(Stored items)
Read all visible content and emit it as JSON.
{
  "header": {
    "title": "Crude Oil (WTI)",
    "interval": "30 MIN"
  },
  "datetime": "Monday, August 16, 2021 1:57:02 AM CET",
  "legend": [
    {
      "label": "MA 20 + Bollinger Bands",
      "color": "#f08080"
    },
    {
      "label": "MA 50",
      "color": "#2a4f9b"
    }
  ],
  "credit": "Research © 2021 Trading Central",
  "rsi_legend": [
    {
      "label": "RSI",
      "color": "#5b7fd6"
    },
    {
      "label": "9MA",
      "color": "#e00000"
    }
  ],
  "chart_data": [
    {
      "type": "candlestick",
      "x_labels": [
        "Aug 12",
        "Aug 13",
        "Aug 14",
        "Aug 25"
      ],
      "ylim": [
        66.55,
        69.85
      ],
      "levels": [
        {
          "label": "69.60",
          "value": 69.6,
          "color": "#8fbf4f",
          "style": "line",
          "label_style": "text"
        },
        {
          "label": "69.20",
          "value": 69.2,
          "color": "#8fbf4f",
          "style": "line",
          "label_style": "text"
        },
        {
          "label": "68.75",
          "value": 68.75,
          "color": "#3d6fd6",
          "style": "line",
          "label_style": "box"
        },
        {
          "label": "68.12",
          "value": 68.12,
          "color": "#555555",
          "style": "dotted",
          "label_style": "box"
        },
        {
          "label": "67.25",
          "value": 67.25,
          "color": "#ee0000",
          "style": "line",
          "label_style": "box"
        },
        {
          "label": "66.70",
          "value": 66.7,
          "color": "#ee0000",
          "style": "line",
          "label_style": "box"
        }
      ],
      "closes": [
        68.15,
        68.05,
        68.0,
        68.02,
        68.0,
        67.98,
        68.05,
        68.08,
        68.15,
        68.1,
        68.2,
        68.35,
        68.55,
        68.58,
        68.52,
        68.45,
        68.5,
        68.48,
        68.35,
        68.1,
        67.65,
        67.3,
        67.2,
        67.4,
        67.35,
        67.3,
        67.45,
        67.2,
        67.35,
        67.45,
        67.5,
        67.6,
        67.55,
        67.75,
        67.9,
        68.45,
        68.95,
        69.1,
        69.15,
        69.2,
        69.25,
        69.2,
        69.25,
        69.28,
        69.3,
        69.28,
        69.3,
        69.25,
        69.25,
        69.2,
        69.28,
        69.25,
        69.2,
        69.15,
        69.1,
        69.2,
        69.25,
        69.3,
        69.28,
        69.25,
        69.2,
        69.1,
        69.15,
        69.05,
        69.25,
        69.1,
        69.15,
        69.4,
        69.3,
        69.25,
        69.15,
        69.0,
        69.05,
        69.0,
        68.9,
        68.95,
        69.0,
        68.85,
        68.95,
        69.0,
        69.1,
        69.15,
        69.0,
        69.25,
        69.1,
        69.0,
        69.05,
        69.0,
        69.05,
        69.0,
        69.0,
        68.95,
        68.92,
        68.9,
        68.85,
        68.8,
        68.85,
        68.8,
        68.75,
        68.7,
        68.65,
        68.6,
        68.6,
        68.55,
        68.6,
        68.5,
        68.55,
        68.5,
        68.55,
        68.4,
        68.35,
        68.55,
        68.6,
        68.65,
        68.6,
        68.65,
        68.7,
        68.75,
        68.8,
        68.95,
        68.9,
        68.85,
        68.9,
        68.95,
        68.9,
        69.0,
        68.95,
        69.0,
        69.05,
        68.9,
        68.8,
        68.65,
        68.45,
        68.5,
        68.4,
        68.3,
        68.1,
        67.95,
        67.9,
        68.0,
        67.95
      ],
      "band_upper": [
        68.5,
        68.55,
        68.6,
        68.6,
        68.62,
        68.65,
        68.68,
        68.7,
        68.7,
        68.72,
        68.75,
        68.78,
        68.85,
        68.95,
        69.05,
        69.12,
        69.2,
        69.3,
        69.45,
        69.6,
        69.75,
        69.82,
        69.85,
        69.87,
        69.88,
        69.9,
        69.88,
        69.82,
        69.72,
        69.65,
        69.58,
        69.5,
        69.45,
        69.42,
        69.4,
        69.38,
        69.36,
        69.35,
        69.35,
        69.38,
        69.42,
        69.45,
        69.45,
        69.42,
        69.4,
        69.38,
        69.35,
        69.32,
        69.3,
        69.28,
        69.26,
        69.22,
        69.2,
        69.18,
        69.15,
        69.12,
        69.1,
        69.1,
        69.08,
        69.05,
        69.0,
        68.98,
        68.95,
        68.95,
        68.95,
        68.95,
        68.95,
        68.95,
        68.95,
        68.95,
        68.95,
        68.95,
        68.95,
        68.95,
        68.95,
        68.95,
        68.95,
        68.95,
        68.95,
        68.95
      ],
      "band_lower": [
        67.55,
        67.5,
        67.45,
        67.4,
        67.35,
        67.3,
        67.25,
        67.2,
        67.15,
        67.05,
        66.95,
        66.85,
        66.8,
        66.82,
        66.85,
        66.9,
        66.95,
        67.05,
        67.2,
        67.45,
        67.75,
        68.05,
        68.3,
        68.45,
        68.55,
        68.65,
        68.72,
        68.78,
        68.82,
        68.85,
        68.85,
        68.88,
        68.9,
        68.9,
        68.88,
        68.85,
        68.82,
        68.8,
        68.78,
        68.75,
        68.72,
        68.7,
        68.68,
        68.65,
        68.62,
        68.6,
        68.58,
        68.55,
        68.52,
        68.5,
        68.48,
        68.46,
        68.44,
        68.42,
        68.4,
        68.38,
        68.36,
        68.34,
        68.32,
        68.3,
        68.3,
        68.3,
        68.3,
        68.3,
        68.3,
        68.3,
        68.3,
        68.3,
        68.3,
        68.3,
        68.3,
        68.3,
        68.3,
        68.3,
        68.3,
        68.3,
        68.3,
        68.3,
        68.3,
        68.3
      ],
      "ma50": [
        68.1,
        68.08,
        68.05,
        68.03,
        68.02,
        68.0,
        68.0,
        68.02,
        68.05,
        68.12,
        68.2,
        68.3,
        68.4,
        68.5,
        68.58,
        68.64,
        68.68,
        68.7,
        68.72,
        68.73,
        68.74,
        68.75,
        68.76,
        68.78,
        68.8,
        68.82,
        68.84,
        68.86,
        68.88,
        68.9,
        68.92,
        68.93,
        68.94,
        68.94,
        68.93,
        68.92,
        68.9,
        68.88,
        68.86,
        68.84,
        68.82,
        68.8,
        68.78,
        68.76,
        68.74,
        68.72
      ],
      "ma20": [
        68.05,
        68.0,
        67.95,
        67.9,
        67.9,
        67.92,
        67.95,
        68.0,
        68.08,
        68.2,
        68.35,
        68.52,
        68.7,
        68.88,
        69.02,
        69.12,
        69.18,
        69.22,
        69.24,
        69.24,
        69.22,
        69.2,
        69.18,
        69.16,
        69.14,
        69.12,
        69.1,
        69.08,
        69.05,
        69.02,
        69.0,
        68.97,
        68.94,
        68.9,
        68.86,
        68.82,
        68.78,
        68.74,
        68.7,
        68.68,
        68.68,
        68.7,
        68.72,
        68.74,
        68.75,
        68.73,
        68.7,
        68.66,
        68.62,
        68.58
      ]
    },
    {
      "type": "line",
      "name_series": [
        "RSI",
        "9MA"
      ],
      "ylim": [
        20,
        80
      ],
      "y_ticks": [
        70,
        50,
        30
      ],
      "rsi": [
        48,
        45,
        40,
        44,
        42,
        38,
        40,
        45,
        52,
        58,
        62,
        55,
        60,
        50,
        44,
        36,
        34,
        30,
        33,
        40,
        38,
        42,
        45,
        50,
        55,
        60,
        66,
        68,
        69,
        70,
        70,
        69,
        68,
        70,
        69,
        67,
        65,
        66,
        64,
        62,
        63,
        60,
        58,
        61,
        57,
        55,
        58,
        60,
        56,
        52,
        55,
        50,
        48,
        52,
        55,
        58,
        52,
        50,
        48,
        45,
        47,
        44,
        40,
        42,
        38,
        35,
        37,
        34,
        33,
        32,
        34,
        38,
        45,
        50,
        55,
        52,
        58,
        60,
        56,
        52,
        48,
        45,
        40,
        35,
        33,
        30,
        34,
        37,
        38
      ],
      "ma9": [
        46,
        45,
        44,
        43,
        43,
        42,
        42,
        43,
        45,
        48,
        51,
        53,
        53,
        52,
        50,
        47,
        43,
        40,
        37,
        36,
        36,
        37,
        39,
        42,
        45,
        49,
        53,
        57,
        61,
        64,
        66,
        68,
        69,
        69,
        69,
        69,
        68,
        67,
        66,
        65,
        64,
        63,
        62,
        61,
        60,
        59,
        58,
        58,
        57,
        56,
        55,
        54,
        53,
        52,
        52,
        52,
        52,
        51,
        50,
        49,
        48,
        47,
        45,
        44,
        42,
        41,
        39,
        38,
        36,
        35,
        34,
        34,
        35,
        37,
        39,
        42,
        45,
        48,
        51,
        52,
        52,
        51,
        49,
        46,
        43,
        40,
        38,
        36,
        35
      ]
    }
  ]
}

◆ Work required:
Tally up how many lines in the preceding listing contain the word "color". Give nothing but the number.

◆ Response to this exercise:
10